• _Brief_
Take the entries below and print all of them exactly, please.

• _Material shown_
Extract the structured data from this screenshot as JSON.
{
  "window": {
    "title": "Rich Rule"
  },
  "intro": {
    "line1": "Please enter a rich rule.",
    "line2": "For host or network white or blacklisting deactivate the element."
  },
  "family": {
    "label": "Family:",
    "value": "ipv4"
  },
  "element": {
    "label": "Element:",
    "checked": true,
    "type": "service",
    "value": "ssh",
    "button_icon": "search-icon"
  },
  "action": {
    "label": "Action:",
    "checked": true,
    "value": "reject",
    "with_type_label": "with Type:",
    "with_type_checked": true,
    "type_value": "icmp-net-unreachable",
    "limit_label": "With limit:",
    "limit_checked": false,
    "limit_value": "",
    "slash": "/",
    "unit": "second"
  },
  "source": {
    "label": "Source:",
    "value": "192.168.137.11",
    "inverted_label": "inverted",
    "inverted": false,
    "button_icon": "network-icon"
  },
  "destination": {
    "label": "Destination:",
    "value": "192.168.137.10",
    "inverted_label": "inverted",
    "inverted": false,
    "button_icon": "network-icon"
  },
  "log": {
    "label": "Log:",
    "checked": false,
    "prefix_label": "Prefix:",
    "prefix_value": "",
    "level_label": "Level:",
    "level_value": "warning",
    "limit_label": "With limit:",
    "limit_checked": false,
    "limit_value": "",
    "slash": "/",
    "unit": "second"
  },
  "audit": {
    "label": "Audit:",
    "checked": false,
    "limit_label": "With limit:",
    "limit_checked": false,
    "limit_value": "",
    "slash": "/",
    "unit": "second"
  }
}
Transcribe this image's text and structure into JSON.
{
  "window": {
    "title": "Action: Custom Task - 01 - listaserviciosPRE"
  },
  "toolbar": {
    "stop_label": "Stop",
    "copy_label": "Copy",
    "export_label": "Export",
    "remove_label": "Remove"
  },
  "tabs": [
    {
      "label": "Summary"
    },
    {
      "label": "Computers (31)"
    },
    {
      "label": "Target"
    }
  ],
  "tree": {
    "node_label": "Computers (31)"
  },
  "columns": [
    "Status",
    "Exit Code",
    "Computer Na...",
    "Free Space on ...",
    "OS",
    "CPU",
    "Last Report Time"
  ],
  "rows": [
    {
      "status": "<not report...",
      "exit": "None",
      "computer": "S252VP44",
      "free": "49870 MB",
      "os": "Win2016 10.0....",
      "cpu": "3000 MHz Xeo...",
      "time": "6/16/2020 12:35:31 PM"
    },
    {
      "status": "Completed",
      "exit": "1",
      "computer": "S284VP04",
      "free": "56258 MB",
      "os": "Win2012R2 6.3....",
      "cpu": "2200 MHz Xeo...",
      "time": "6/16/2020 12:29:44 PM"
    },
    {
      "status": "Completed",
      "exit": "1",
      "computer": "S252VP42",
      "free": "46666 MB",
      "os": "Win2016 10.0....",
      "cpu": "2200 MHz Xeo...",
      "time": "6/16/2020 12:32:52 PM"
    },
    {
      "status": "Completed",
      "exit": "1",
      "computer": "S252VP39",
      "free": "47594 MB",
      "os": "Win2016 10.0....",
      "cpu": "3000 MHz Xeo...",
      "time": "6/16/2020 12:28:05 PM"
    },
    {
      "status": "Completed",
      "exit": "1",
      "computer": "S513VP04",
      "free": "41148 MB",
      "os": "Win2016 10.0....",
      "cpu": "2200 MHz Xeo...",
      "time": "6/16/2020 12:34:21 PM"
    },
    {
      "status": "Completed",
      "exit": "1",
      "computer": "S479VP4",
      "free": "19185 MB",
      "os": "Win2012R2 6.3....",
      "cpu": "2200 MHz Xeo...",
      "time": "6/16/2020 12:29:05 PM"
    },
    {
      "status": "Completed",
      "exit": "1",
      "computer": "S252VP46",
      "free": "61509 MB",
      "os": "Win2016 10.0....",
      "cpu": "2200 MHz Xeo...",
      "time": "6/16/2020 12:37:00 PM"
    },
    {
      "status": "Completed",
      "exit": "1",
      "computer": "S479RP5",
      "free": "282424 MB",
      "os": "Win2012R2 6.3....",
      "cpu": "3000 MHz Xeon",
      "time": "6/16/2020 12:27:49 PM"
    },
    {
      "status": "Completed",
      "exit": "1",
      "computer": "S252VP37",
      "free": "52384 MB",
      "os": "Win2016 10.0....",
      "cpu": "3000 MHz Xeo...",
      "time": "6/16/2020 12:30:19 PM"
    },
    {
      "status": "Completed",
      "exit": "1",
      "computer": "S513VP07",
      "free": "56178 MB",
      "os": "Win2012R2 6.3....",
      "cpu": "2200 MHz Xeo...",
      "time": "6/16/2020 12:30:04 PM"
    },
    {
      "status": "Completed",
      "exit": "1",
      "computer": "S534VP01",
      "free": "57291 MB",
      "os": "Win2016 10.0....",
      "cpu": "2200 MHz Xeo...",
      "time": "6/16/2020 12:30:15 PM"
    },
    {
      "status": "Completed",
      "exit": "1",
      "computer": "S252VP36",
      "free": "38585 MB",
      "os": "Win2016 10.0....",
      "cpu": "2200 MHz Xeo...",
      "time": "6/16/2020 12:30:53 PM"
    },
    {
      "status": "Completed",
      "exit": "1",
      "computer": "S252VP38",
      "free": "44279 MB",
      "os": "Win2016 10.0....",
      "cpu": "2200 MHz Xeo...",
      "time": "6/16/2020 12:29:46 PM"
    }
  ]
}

• _Correct result_
Extract the structured data from this screenshot as JSON.
{
  "window": {
    "title": "Rich Rule"
  },
  "intro": {
    "line1": "Please enter a rich rule.",
    "line2": "For host or network white or blacklisting deactivate the element."
  },
  "family": {
    "label": "Family:",
    "value": "ipv4"
  },
  "element": {
    "label": "Element:",
    "checked": true,
    "type": "service",
    "value": "ssh",
    "button_icon": "search-icon"
  },
  "action": {
    "label": "Action:",
    "checked": true,
    "value": "reject",
    "with_type_label": "with Type:",
    "with_type_checked": true,
    "type_value": "icmp-net-unreachable",
    "limit_label": "With limit:",
    "limit_checked": false,
    "limit_value": "",
    "slash": "/",
    "unit": "second"
  },
  "source": {
    "label": "Source:",
    "value": "192.168.137.11",
    "inverted_label": "inverted",
    "inverted": false,
    "button_icon": "network-icon"
  },
  "destination": {
    "label": "Destination:",
    "value": "192.168.137.10",
    "inverted_label": "inverted",
    "inverted": false,
    "button_icon": "network-icon"
  },
  "log": {
    "label": "Log:",
    "checked": false,
    "prefix_label": "Prefix:",
    "prefix_value": "",
    "level_label": "Level:",
    "level_value": "warning",
    "limit_label": "With limit:",
    "limit_checked": false,
    "limit_value": "",
    "slash": "/",
    "unit": "second"
  },
  "audit": {
    "label": "Audit:",
    "checked": false,
    "limit_label": "With limit:",
    "limit_checked": false,
    "limit_value": "",
    "slash": "/",
    "unit": "second"
  }
}
Transcribe this image's text and structure into JSON.
{
  "window": {
    "title": "Action: Custom Task - 01 - listaserviciosPRE"
  },
  "toolbar": {
    "stop_label": "Stop",
    "copy_label": "Copy",
    "export_label": "Export",
    "remove_label": "Remove"
  },
  "tabs": [
    {
      "label": "Summary"
    },
    {
      "label": "Computers (31)"
    },
    {
      "label": "Target"
    }
  ],
  "tree": {
    "node_label": "Computers (31)"
  },
  "columns": [
    "Status",
    "Exit Code",
    "Computer Na...",
    "Free Space on ...",
    "OS",
    "CPU",
    "Last Report Time"
  ],
  "rows": [
    {
      "status": "<not report...",
      "exit": "None",
      "computer": "S252VP44",
      "free": "49870 MB",
      "os": "Win2016 10.0....",
      "cpu": "3000 MHz Xeo...",
      "time": "6/16/2020 12:35:31 PM"
    },
    {
      "status": "Completed",
      "exit": "1",
      "computer": "S284VP04",
      "free": "56258 MB",
      "os": "Win2012R2 6.3....",
      "cpu": "2200 MHz Xeo...",
      "time": "6/16/2020 12:29:44 PM"
    },
    {
      "status": "Completed",
      "exit": "1",
      "computer": "S252VP42",
      "free": "46666 MB",
      "os": "Win2016 10.0....",
      "cpu": "2200 MHz Xeo...",
      "time": "6/16/2020 12:32:52 PM"
    },
    {
      "status": "Completed",
      "exit": "1",
      "computer": "S252VP39",
      "free": "47594 MB",
      "os": "Win2016 10.0....",
      "cpu": "3000 MHz Xeo...",
      "time": "6/16/2020 12:28:05 PM"
    },
    {
      "status": "Completed",
      "exit": "1",
      "computer": "S513VP04",
      "free": "41148 MB",
      "os": "Win2016 10.0....",
      "cpu": "2200 MHz Xeo...",
      "time": "6/16/2020 12:34:21 PM"
    },
    {
      "status": "Completed",
      "exit": "1",
      "computer": "S479VP4",
      "free": "19185 MB",
      "os": "Win2012R2 6.3....",
      "cpu": "2200 MHz Xeo...",
      "time": "6/16/2020 12:29:05 PM"
    },
    {
      "status": "Completed",
      "exit": "1",
      "computer": "S252VP46",
      "free": "61509 MB",
      "os": "Win2016 10.0....",
      "cpu": "2200 MHz Xeo...",
      "time": "6/16/2020 12:37:00 PM"
    },
    {
      "status": "Completed",
      "exit": "1",
      "computer": "S479RP5",
      "free": "282424 MB",
      "os": "Win2012R2 6.3....",
      "cpu": "3000 MHz Xeon",
      "time": "6/16/2020 12:27:49 PM"
    },
    {
      "status": "Completed",
      "exit": "1",
      "computer": "S252VP37",
      "free": "52384 MB",
      "os": "Win2016 10.0....",
      "cpu": "3000 MHz Xeo...",
      "time": "6/16/2020 12:30:19 PM"
    },
    {
      "status": "Completed",
      "exit": "1",
      "computer": "S513VP07",
      "free": "56178 MB",
      "os": "Win2012R2 6.3....",
      "cpu": "2200 MHz Xeo...",
      "time": "6/16/2020 12:30:04 PM"
    },
    {
      "status": "Completed",
      "exit": "1",
      "computer": "S534VP01",
      "free": "57291 MB",
      "os": "Win2016 10.0....",
      "cpu": "2200 MHz Xeo...",
      "time": "6/16/2020 12:30:15 PM"
    },
    {
      "status": "Completed",
      "exit": "1",
      "computer": "S252VP36",
      "free": "38585 MB",
      "os": "Win2016 10.0....",
      "cpu": "2200 MHz Xeo...",
      "time": "6/16/2020 12:30:53 PM"
    },
    {
      "status": "Completed",
      "exit": "1",
      "computer": "S252VP38",
      "free": "44279 MB",
      "os": "Win2016 10.0....",
      "cpu": "2200 MHz Xeo...",
      "time": "6/16/2020 12:29:46 PM"
    }
  ]
}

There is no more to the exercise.